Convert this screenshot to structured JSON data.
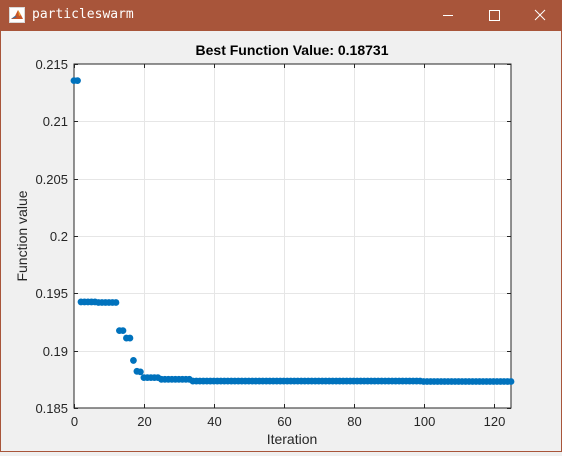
{
  "window": {
    "title": "particleswarm",
    "app_icon": "matlab-logo-icon",
    "title_bar_color": "#a8553a",
    "buttons": {
      "minimize_icon": "minimize-icon",
      "maximize_icon": "maximize-icon",
      "close_icon": "close-icon"
    }
  },
  "chart_data": {
    "type": "scatter",
    "title": "Best Function Value: 0.18731",
    "xlabel": "Iteration",
    "ylabel": "Function value",
    "xlim": [
      0,
      125
    ],
    "ylim": [
      0.185,
      0.215
    ],
    "xticks": [
      0,
      20,
      40,
      60,
      80,
      100,
      120
    ],
    "xtick_labels": [
      "0",
      "20",
      "40",
      "60",
      "80",
      "100",
      "120"
    ],
    "yticks": [
      0.185,
      0.19,
      0.195,
      0.2,
      0.205,
      0.21,
      0.215
    ],
    "ytick_labels": [
      "0.185",
      "0.19",
      "0.195",
      "0.2",
      "0.205",
      "0.21",
      "0.215"
    ],
    "grid": true,
    "marker_color": "#0072bd",
    "series": [
      {
        "x": [
          0,
          1,
          2,
          3,
          4,
          5,
          6,
          7,
          8,
          9,
          10,
          11,
          12,
          13,
          14,
          15,
          16,
          17,
          18,
          19,
          20,
          21,
          22,
          23,
          24,
          25,
          26,
          27,
          28,
          29,
          30,
          31,
          32,
          33,
          34,
          35,
          36,
          37,
          38,
          39,
          40,
          41,
          42,
          43,
          44,
          45,
          46,
          47,
          48,
          49,
          50,
          51,
          52,
          53,
          54,
          55,
          56,
          57,
          58,
          59,
          60,
          61,
          62,
          63,
          64,
          65,
          66,
          67,
          68,
          69,
          70,
          71,
          72,
          73,
          74,
          75,
          76,
          77,
          78,
          79,
          80,
          81,
          82,
          83,
          84,
          85,
          86,
          87,
          88,
          89,
          90,
          91,
          92,
          93,
          94,
          95,
          96,
          97,
          98,
          99,
          100,
          101,
          102,
          103,
          104,
          105,
          106,
          107,
          108,
          109,
          110,
          111,
          112,
          113,
          114,
          115,
          116,
          117,
          118,
          119,
          120,
          121,
          122,
          123,
          124,
          125
        ],
        "y": [
          0.21355,
          0.21355,
          0.19425,
          0.19425,
          0.19425,
          0.19425,
          0.19425,
          0.1942,
          0.1942,
          0.1942,
          0.1942,
          0.1942,
          0.1942,
          0.19175,
          0.19175,
          0.1911,
          0.1911,
          0.18915,
          0.1882,
          0.18815,
          0.18765,
          0.18765,
          0.18765,
          0.18765,
          0.18765,
          0.1875,
          0.1875,
          0.1875,
          0.1875,
          0.1875,
          0.1875,
          0.1875,
          0.1875,
          0.1875,
          0.18735,
          0.18735,
          0.18735,
          0.18735,
          0.18735,
          0.18735,
          0.18735,
          0.18735,
          0.18735,
          0.18735,
          0.18735,
          0.18735,
          0.18735,
          0.18735,
          0.18735,
          0.18735,
          0.18735,
          0.18735,
          0.18735,
          0.18735,
          0.18735,
          0.18735,
          0.18735,
          0.18735,
          0.18735,
          0.18735,
          0.18735,
          0.18735,
          0.18735,
          0.18735,
          0.18735,
          0.18735,
          0.18735,
          0.18735,
          0.18735,
          0.18735,
          0.18735,
          0.18735,
          0.18735,
          0.18735,
          0.18735,
          0.18735,
          0.18735,
          0.18735,
          0.18735,
          0.18735,
          0.18735,
          0.18735,
          0.18735,
          0.18735,
          0.18735,
          0.18735,
          0.18735,
          0.18735,
          0.18735,
          0.18735,
          0.18735,
          0.18735,
          0.18735,
          0.18735,
          0.18735,
          0.18735,
          0.18735,
          0.18735,
          0.18735,
          0.18735,
          0.18731,
          0.18731,
          0.18731,
          0.18731,
          0.18731,
          0.18731,
          0.18731,
          0.18731,
          0.18731,
          0.18731,
          0.18731,
          0.18731,
          0.18731,
          0.18731,
          0.18731,
          0.18731,
          0.18731,
          0.18731,
          0.18731,
          0.18731,
          0.18731,
          0.18731,
          0.18731,
          0.18731,
          0.18731,
          0.18731
        ]
      }
    ]
  }
}
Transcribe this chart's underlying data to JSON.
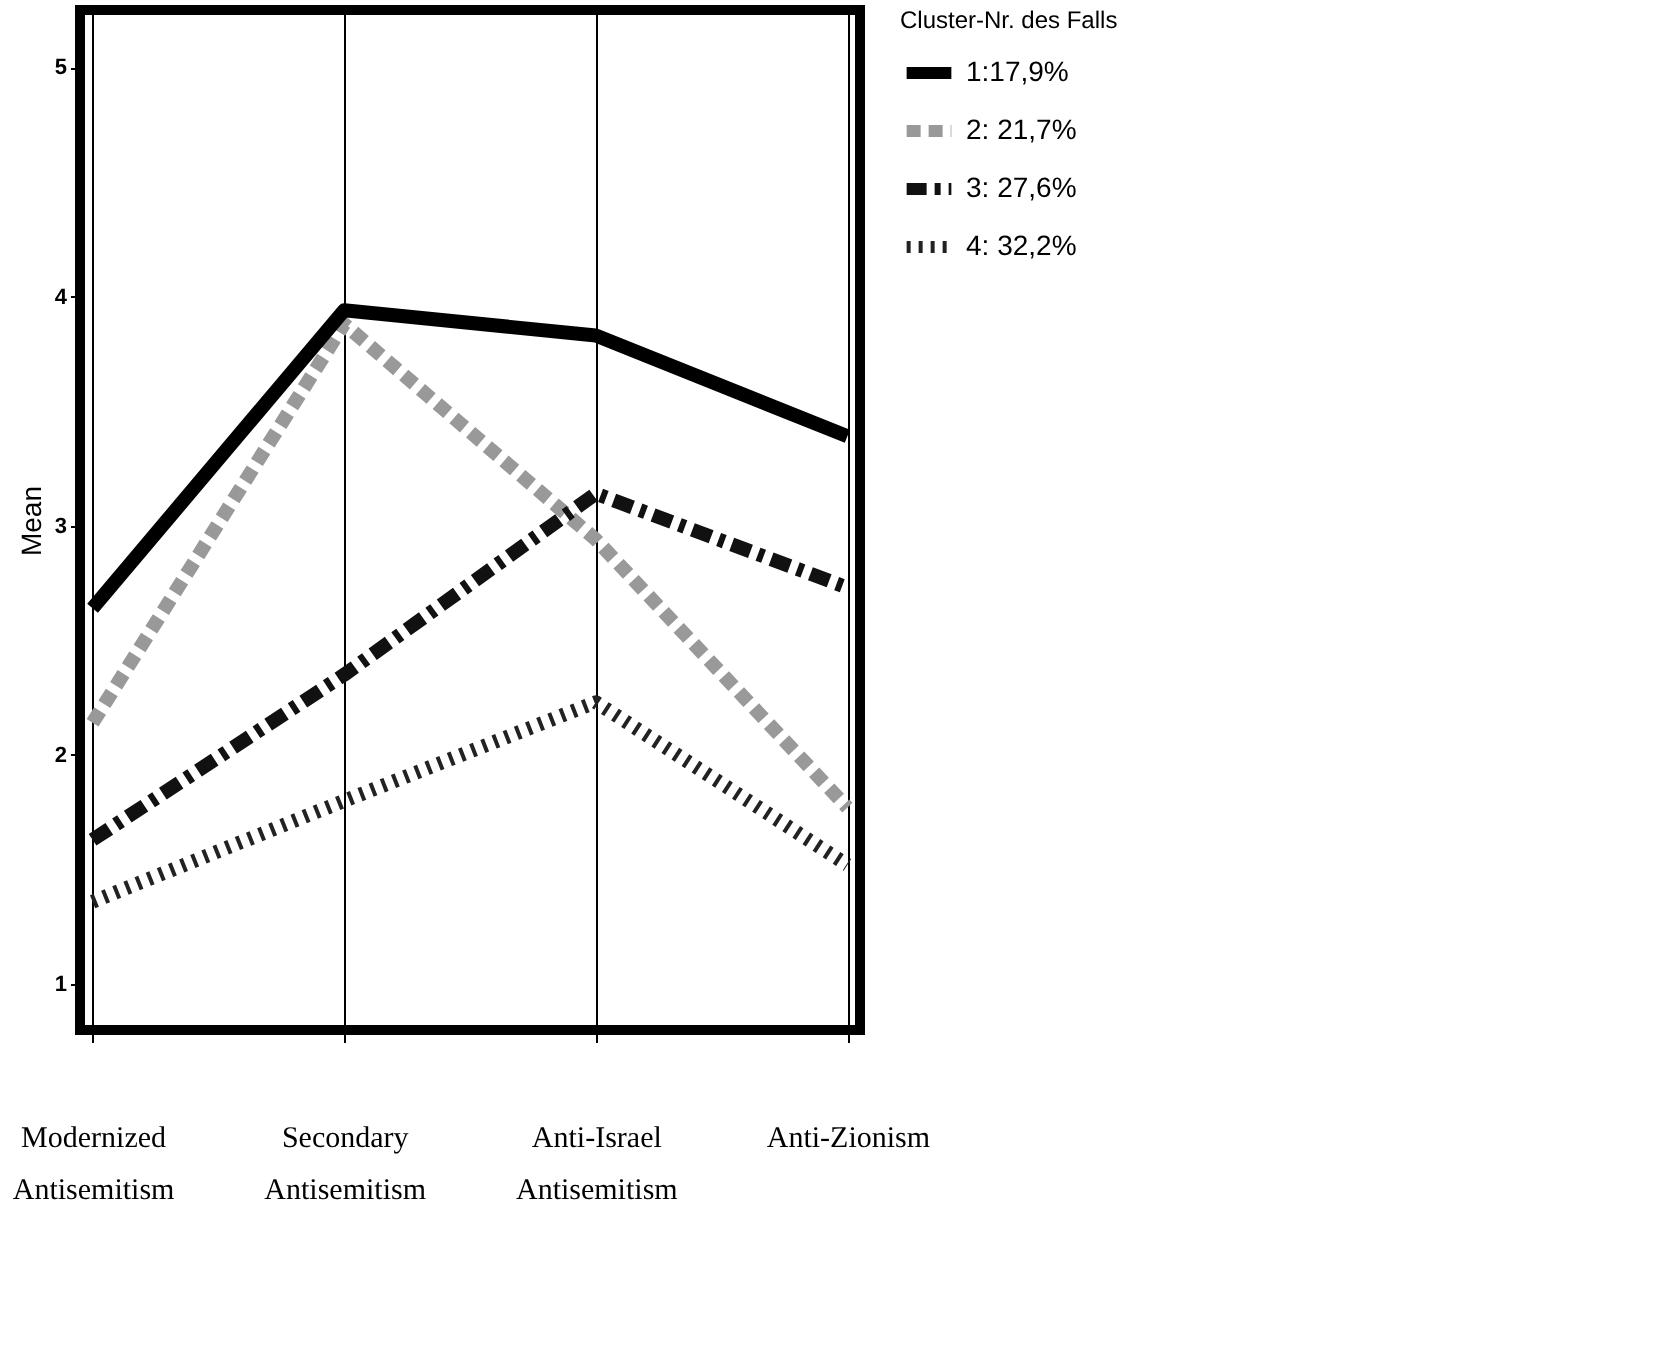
{
  "chart_data": {
    "type": "line",
    "ylabel": "Mean",
    "legend_title": "Cluster-Nr.  des Falls",
    "categories": [
      "Modernized Antisemitism",
      "Secondary Antisemitism",
      "Anti-Israel Antisemitism",
      "Anti-Zionism"
    ],
    "series": [
      {
        "name": "1:17,9%",
        "color": "#000000",
        "line_style": "solid",
        "values": [
          2.64,
          3.94,
          3.83,
          3.39
        ]
      },
      {
        "name": "2: 21,7%",
        "color": "#999999",
        "line_style": "dashed",
        "values": [
          2.14,
          3.88,
          2.94,
          1.77
        ]
      },
      {
        "name": "3: 27,6%",
        "color": "#111111",
        "line_style": "dashdot",
        "values": [
          1.63,
          2.35,
          3.14,
          2.73
        ]
      },
      {
        "name": "4: 32,2%",
        "color": "#222222",
        "line_style": "dotted",
        "values": [
          1.36,
          1.8,
          2.23,
          1.52
        ]
      }
    ],
    "ylim": [
      0.8,
      5.25
    ],
    "yticks": [
      1,
      2,
      3,
      4,
      5
    ],
    "grid": "x",
    "legend": "top right",
    "marker": "none"
  }
}
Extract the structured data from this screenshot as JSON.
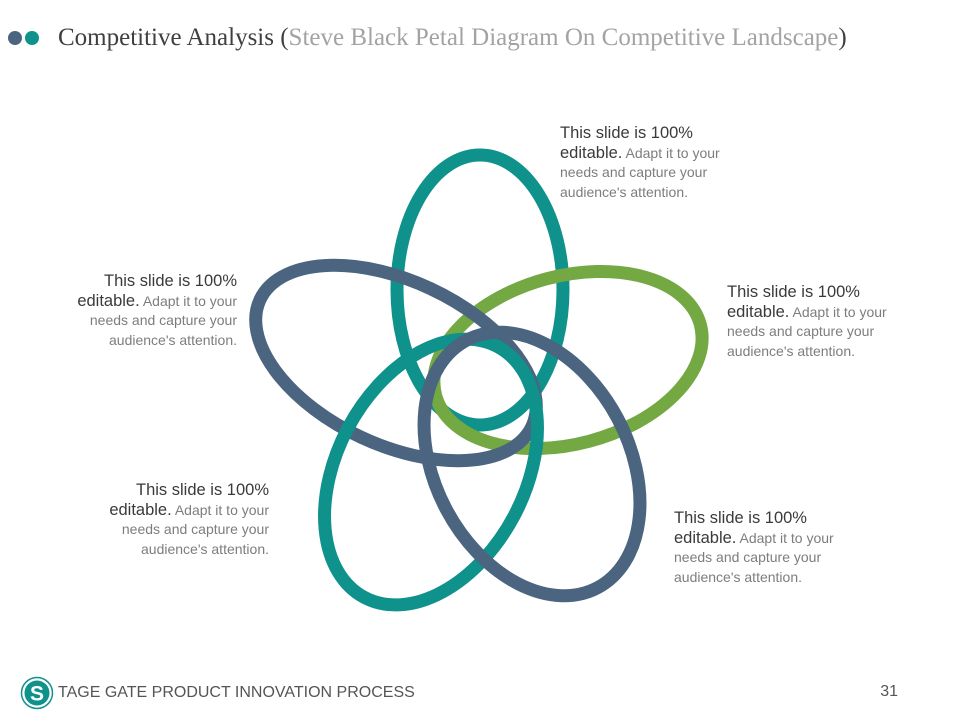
{
  "header": {
    "title_main": "Competitive Analysis",
    "title_sub": "Steve Black Petal Diagram On Competitive Landscape",
    "open_paren": "(",
    "close_paren": ")"
  },
  "petals": [
    {
      "heading": "This slide is 100% editable.",
      "body": " Adapt it to your needs and capture your audience's attention."
    },
    {
      "heading": "This slide is 100% editable.",
      "body": " Adapt it to your needs and capture your audience's attention."
    },
    {
      "heading": "This slide is 100% editable.",
      "body": " Adapt it to your needs and capture your audience's attention."
    },
    {
      "heading": "This slide is 100% editable.",
      "body": " Adapt it to your needs and capture your audience's attention."
    },
    {
      "heading": "This slide is 100% editable.",
      "body": " Adapt it to your needs and capture your audience's attention."
    }
  ],
  "colors": {
    "teal": "#0f918c",
    "green": "#73a843",
    "slate": "#4b6580"
  },
  "footer": {
    "logo_letter": "S",
    "text": "TAGE GATE PRODUCT INNOVATION PROCESS",
    "page_number": "31"
  }
}
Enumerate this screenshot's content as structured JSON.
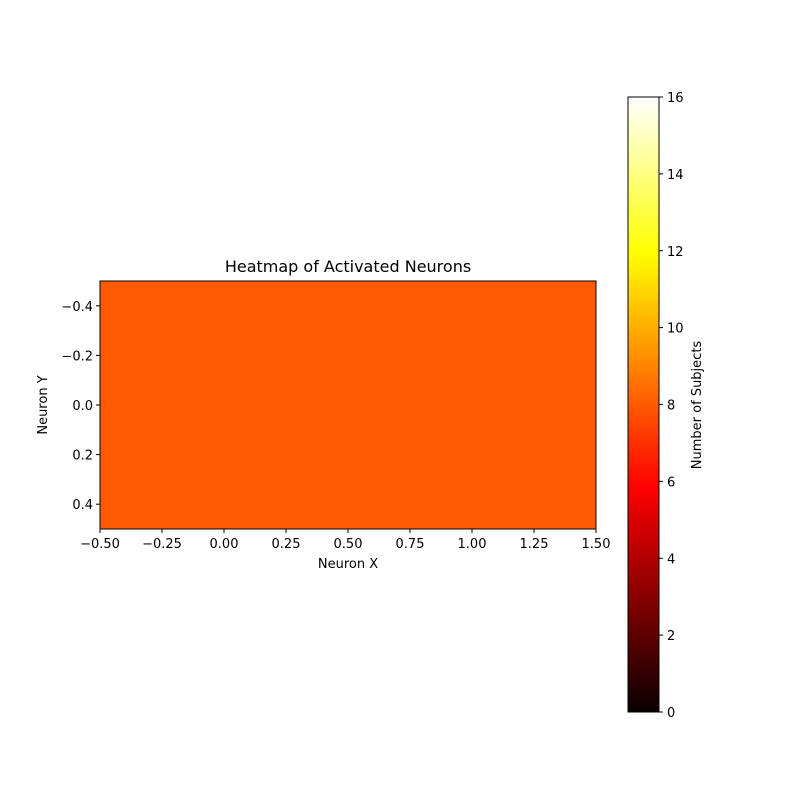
{
  "chart_data": {
    "type": "heatmap",
    "title": "Heatmap of Activated Neurons",
    "xlabel": "Neuron X",
    "ylabel": "Neuron Y",
    "xlim": [
      -0.5,
      1.5
    ],
    "ylim": [
      0.5,
      -0.5
    ],
    "x_ticks": [
      "−0.50",
      "−0.25",
      "0.00",
      "0.25",
      "0.50",
      "0.75",
      "1.00",
      "1.25",
      "1.50"
    ],
    "y_ticks": [
      "−0.4",
      "−0.2",
      "0.0",
      "0.2",
      "0.4"
    ],
    "cells": [
      {
        "x": 0,
        "y": 0,
        "value": 8
      },
      {
        "x": 1,
        "y": 0,
        "value": 8
      }
    ],
    "colorbar": {
      "label": "Number of Subjects",
      "range": [
        0,
        16
      ],
      "ticks": [
        "0",
        "2",
        "4",
        "6",
        "8",
        "10",
        "12",
        "14",
        "16"
      ],
      "colormap": "hot"
    },
    "grid": false
  }
}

□ □ □ □ □

Goal = All lines from the line containing "Enumerate this screenshot's" through the end of the listing above are to be given again exactly; pictures are not part of the copy.

Result of the task =
Enumerate this screenshot's content as structured JSON.
{
  "chart_data": {
    "type": "heatmap",
    "title": "Heatmap of Activated Neurons",
    "xlabel": "Neuron X",
    "ylabel": "Neuron Y",
    "xlim": [
      -0.5,
      1.5
    ],
    "ylim": [
      0.5,
      -0.5
    ],
    "x_ticks": [
      "−0.50",
      "−0.25",
      "0.00",
      "0.25",
      "0.50",
      "0.75",
      "1.00",
      "1.25",
      "1.50"
    ],
    "y_ticks": [
      "−0.4",
      "−0.2",
      "0.0",
      "0.2",
      "0.4"
    ],
    "cells": [
      {
        "x": 0,
        "y": 0,
        "value": 8
      },
      {
        "x": 1,
        "y": 0,
        "value": 8
      }
    ],
    "colorbar": {
      "label": "Number of Subjects",
      "range": [
        0,
        16
      ],
      "ticks": [
        "0",
        "2",
        "4",
        "6",
        "8",
        "10",
        "12",
        "14",
        "16"
      ],
      "colormap": "hot"
    },
    "grid": false
  }
}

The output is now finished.